— begin —
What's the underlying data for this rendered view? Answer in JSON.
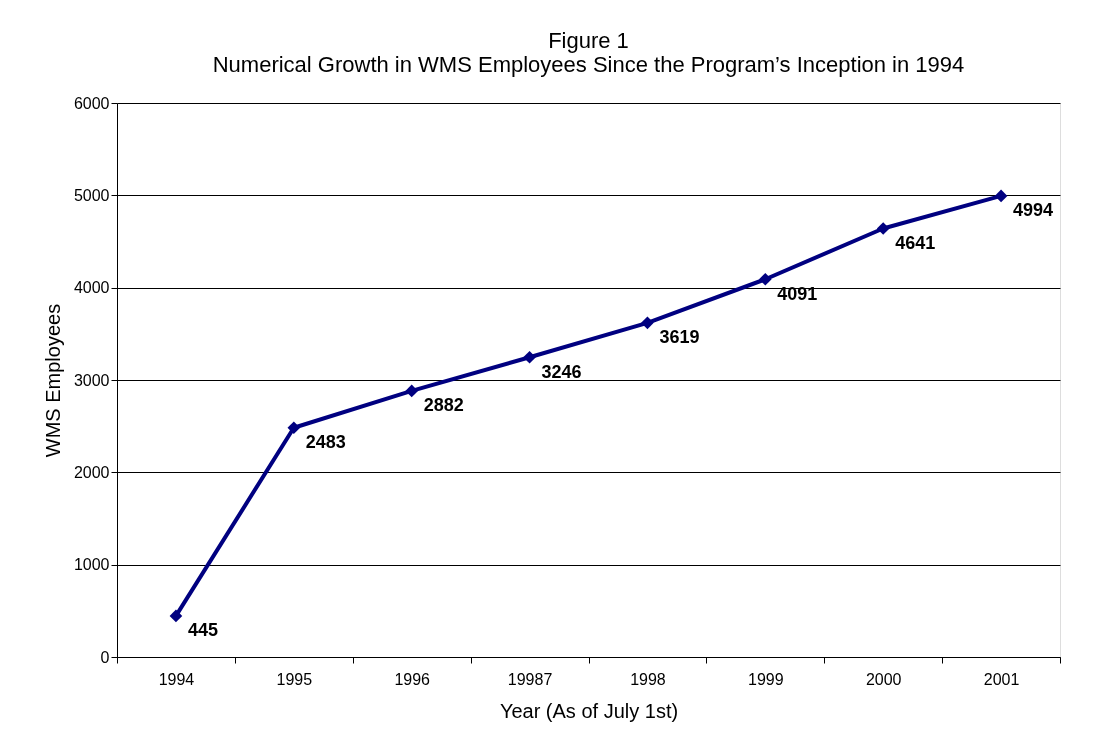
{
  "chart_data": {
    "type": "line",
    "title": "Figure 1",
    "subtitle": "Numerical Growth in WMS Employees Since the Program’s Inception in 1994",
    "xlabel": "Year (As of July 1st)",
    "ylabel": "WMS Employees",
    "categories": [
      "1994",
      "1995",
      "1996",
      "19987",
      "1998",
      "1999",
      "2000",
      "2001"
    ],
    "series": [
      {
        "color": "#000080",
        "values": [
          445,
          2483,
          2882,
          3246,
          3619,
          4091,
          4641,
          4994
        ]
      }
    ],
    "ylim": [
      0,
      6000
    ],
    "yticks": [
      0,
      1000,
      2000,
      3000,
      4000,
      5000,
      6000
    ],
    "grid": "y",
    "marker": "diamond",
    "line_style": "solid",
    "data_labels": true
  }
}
— end —
— begin —
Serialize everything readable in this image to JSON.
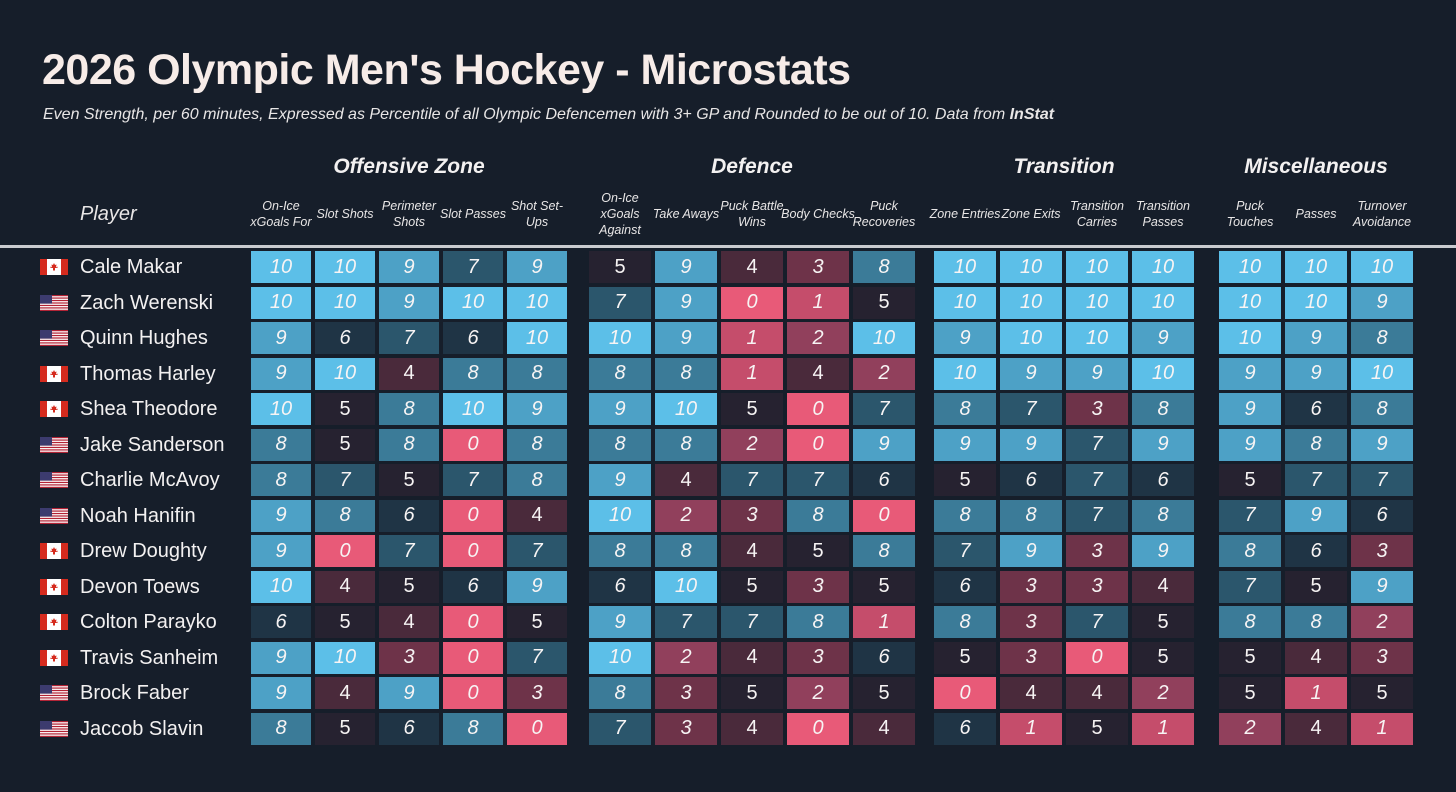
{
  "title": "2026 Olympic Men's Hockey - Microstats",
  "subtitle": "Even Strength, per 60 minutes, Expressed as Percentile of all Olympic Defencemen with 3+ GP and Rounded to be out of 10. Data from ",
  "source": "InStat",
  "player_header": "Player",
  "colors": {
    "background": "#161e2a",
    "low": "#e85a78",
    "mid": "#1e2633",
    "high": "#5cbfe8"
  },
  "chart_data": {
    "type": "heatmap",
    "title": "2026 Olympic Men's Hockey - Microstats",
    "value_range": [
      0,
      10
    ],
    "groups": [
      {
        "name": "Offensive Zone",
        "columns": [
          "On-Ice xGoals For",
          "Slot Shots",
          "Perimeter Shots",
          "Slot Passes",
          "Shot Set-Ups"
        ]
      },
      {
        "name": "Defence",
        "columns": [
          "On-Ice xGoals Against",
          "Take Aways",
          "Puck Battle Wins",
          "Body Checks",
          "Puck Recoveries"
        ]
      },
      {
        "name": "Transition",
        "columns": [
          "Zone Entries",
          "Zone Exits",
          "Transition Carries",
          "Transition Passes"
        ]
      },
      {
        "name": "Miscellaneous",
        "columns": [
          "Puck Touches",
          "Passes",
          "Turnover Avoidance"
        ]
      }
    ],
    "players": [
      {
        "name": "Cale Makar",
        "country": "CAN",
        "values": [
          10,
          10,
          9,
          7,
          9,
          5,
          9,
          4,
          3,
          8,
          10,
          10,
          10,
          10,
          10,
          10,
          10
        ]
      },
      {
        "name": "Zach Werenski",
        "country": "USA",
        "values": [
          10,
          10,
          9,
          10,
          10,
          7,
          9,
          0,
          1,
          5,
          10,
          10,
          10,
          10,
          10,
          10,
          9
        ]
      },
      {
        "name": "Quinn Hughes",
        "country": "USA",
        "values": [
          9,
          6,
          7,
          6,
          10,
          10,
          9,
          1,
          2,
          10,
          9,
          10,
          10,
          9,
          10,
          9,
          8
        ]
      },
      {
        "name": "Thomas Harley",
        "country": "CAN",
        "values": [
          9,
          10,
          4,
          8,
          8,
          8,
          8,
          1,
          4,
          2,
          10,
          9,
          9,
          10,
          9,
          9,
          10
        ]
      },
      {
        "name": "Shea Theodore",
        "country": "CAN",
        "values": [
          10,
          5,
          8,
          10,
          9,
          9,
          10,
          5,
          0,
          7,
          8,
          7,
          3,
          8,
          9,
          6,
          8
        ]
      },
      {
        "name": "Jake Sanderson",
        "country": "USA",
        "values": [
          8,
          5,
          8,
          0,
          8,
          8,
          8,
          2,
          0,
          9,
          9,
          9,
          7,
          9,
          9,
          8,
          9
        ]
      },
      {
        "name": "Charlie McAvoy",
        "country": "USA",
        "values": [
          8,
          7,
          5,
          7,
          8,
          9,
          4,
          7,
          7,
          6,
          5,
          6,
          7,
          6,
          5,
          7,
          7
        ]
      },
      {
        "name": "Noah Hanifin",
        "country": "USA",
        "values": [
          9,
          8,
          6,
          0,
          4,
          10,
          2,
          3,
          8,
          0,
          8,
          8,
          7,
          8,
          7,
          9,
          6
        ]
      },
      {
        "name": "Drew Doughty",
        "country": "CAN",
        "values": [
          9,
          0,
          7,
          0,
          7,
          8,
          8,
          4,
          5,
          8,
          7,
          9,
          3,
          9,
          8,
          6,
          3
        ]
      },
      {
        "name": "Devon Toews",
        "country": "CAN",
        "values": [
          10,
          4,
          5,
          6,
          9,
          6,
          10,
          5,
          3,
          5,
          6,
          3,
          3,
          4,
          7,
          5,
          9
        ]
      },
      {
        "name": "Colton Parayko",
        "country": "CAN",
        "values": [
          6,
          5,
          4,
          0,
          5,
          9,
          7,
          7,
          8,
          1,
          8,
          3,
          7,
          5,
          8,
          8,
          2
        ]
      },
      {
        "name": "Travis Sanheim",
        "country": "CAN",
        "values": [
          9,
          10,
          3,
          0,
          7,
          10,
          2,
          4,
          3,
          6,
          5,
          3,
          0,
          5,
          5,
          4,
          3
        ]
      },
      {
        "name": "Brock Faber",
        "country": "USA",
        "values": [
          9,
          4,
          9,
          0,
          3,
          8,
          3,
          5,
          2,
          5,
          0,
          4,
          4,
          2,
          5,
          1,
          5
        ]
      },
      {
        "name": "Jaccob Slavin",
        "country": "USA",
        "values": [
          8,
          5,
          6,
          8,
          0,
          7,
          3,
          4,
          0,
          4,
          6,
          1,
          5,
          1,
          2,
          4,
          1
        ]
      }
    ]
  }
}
— end —
— begin —
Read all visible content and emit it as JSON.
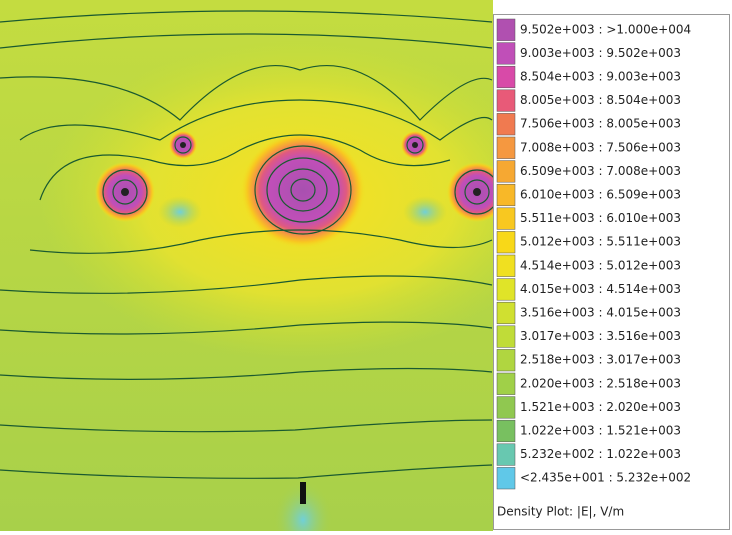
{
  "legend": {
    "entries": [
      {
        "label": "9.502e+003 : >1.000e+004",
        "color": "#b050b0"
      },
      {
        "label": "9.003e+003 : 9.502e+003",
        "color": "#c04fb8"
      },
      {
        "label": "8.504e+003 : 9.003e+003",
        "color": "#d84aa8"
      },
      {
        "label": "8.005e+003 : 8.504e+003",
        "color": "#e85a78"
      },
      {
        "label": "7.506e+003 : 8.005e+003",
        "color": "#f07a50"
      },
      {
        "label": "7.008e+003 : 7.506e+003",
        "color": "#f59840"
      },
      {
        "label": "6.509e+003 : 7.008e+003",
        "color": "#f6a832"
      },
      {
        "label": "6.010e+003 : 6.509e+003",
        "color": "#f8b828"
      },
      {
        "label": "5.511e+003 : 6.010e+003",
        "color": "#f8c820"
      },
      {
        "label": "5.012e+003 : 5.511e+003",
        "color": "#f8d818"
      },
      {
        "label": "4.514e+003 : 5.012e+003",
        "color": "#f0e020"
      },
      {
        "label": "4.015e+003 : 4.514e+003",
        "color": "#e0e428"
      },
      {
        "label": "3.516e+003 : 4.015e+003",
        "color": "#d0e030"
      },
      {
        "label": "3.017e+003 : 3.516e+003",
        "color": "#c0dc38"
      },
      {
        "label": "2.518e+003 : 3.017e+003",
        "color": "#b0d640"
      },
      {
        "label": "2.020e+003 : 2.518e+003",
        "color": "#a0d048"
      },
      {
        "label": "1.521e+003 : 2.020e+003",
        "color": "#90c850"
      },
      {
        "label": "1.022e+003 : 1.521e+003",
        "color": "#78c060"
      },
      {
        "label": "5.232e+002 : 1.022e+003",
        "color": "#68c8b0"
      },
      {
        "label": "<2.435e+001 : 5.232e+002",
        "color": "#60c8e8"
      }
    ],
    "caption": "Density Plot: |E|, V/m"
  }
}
— end —
**What you will do:**
Say how many lines in the records hold "Transition", with the number as the whole reply.

**Answer to this task:**
3